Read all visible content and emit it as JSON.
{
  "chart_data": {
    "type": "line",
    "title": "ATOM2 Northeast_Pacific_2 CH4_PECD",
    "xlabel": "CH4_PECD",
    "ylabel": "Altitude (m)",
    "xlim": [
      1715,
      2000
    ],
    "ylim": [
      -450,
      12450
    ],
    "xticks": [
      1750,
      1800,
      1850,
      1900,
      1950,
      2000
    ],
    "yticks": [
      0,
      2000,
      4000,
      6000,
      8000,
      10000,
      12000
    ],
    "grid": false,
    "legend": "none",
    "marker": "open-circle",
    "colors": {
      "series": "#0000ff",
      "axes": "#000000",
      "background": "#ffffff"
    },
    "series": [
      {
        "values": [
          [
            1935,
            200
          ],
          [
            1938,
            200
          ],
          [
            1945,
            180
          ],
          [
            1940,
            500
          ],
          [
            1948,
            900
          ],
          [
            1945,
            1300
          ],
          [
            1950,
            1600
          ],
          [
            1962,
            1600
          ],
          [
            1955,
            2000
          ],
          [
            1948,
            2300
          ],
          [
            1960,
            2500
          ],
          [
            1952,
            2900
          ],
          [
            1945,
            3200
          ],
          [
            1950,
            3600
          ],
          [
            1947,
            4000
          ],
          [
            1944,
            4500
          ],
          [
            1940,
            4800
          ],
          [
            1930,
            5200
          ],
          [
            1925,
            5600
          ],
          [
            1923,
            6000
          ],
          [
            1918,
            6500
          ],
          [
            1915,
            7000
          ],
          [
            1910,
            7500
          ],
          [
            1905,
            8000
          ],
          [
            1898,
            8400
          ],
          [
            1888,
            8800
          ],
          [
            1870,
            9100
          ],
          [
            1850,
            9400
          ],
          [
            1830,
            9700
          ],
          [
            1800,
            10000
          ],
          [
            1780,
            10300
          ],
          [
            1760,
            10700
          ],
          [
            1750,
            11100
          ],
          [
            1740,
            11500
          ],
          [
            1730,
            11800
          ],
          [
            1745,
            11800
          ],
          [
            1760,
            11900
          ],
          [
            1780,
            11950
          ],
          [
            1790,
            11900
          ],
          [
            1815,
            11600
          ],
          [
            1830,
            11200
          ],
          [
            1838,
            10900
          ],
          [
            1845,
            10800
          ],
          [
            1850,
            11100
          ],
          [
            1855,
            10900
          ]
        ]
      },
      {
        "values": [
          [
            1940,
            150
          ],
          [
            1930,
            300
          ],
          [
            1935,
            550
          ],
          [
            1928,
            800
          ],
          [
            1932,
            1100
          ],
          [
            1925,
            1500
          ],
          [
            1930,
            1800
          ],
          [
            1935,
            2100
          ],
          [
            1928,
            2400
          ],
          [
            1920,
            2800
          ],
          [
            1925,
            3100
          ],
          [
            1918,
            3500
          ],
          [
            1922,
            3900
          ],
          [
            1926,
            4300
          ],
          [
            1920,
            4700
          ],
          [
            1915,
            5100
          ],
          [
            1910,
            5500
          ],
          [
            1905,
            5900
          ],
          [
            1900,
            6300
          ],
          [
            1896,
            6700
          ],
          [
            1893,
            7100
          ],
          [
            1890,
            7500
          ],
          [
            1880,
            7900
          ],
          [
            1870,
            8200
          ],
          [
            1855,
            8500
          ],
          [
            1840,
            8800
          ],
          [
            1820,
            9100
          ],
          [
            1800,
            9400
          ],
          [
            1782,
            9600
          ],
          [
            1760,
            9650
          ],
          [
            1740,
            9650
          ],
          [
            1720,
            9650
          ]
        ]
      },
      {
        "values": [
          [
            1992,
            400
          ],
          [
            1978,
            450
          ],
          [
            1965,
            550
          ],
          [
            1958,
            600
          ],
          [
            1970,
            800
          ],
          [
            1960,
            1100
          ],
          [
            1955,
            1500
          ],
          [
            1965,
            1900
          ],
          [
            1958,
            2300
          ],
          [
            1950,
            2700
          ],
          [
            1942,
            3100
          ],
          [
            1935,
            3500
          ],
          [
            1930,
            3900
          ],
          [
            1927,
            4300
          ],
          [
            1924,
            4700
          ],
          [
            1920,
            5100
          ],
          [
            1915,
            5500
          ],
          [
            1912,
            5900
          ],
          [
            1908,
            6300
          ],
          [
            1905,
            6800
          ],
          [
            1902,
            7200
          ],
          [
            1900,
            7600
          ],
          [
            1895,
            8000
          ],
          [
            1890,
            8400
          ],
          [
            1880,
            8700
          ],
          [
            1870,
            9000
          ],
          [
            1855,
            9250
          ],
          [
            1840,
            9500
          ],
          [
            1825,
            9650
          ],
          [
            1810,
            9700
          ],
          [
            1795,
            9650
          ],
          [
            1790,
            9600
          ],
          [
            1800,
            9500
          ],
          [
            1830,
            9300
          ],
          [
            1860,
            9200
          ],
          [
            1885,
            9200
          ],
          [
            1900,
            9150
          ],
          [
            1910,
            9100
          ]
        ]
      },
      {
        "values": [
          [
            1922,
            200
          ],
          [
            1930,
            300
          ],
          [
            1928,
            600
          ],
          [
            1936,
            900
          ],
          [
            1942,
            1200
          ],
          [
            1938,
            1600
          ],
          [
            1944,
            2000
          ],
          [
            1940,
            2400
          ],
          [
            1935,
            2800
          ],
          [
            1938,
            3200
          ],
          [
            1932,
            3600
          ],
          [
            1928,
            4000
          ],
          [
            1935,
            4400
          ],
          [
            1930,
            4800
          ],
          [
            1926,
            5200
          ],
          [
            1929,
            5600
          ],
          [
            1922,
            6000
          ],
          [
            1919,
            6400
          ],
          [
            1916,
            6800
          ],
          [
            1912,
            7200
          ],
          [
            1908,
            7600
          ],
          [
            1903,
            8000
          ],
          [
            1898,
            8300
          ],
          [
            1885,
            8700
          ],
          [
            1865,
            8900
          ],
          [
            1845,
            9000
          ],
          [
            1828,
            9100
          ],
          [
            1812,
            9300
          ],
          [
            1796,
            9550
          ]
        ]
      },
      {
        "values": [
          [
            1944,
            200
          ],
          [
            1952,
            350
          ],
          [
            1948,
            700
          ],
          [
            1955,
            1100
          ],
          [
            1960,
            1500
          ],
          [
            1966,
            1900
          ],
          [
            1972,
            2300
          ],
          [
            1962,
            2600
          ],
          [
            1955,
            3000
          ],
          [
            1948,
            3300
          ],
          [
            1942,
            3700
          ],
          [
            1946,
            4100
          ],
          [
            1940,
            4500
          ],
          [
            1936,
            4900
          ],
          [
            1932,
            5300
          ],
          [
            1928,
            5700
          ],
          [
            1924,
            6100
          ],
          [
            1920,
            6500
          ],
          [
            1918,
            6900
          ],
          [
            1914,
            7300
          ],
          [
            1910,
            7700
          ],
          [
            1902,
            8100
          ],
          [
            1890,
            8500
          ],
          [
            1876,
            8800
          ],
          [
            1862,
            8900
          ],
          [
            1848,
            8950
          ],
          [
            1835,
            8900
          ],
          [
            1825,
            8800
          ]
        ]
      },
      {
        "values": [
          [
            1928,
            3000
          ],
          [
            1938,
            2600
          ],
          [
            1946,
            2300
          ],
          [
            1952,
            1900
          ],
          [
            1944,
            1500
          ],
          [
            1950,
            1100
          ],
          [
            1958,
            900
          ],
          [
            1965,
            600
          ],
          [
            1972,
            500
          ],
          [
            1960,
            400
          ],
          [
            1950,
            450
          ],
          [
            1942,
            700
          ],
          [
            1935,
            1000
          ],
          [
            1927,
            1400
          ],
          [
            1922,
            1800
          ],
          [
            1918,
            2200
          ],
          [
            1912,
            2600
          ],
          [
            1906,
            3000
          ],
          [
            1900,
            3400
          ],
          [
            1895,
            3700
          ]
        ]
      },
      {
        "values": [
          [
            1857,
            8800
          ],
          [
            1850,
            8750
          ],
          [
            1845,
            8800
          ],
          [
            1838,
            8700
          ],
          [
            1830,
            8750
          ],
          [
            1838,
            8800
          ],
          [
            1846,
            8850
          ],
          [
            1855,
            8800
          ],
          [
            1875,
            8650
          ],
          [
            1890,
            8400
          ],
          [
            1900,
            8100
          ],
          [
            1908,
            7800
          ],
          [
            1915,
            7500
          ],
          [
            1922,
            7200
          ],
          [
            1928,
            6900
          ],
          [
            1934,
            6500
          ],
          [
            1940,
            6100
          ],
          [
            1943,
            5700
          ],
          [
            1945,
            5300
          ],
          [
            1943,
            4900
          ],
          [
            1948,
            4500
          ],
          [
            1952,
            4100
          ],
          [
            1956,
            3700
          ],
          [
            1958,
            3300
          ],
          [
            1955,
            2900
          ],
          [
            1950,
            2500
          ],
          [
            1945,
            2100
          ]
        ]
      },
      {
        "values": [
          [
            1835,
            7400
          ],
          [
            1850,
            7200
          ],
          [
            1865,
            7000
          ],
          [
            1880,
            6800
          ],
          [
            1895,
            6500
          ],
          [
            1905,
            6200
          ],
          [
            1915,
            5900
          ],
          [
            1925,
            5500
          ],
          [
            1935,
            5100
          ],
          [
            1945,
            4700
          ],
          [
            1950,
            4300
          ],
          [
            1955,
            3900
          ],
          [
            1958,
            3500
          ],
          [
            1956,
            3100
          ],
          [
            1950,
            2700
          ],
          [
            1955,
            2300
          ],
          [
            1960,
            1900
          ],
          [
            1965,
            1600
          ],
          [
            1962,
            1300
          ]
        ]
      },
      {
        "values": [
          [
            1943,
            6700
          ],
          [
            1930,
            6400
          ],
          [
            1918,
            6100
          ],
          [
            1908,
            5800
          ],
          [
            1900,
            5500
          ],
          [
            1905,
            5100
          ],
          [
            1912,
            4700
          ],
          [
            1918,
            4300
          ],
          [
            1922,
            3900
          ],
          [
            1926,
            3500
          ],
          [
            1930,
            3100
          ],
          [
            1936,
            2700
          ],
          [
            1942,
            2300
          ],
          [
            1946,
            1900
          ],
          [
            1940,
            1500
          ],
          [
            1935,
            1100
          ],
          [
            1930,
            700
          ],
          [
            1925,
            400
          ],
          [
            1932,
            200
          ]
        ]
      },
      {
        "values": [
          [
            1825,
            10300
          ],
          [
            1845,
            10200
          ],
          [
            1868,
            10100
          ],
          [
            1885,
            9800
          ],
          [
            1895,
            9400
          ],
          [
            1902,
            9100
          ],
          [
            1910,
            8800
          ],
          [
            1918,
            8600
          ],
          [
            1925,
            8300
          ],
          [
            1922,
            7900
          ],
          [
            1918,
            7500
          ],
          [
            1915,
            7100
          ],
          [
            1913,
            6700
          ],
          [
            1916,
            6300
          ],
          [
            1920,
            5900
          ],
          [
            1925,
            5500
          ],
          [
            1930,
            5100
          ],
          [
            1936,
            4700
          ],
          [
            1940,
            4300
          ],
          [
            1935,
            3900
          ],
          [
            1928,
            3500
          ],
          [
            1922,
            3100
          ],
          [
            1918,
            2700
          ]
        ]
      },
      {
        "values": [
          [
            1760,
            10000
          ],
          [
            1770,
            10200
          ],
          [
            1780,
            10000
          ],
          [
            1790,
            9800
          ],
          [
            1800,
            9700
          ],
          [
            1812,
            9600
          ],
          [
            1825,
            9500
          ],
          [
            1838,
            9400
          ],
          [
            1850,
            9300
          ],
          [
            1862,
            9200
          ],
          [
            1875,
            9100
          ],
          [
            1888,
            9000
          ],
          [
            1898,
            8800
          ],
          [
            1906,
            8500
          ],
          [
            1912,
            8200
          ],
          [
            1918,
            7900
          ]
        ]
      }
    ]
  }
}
■ ■ ■ ■
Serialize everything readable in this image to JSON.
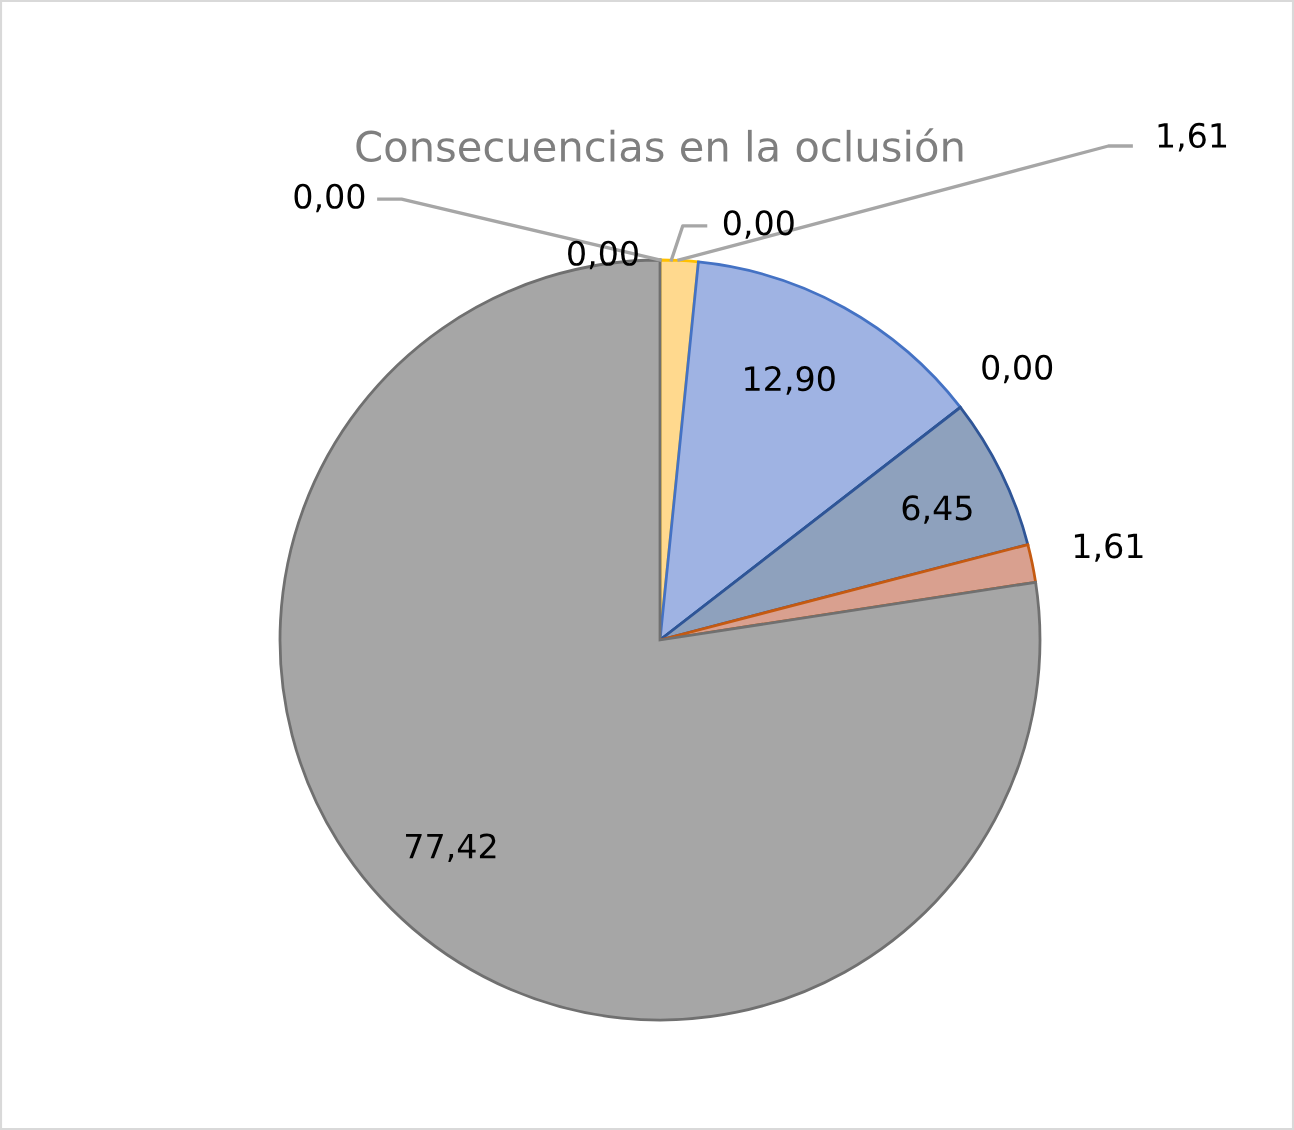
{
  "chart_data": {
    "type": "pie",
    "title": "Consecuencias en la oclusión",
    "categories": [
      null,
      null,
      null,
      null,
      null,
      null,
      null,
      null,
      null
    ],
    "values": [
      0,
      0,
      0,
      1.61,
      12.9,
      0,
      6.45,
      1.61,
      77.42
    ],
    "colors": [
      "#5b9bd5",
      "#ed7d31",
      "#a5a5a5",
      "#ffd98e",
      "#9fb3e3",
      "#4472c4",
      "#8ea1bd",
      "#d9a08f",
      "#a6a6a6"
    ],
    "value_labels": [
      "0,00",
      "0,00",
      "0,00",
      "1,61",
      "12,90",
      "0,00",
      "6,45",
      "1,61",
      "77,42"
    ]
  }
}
■ ■ ■ ■
**DESCRIPTION OF THE TASK**
Which lines contain the word "JSON"? Copy each of them.

**SOLUTION FOR THIS EXERCISE**
Read all visible content and emit it as JSON.
Serialize everything readable in this image to JSON.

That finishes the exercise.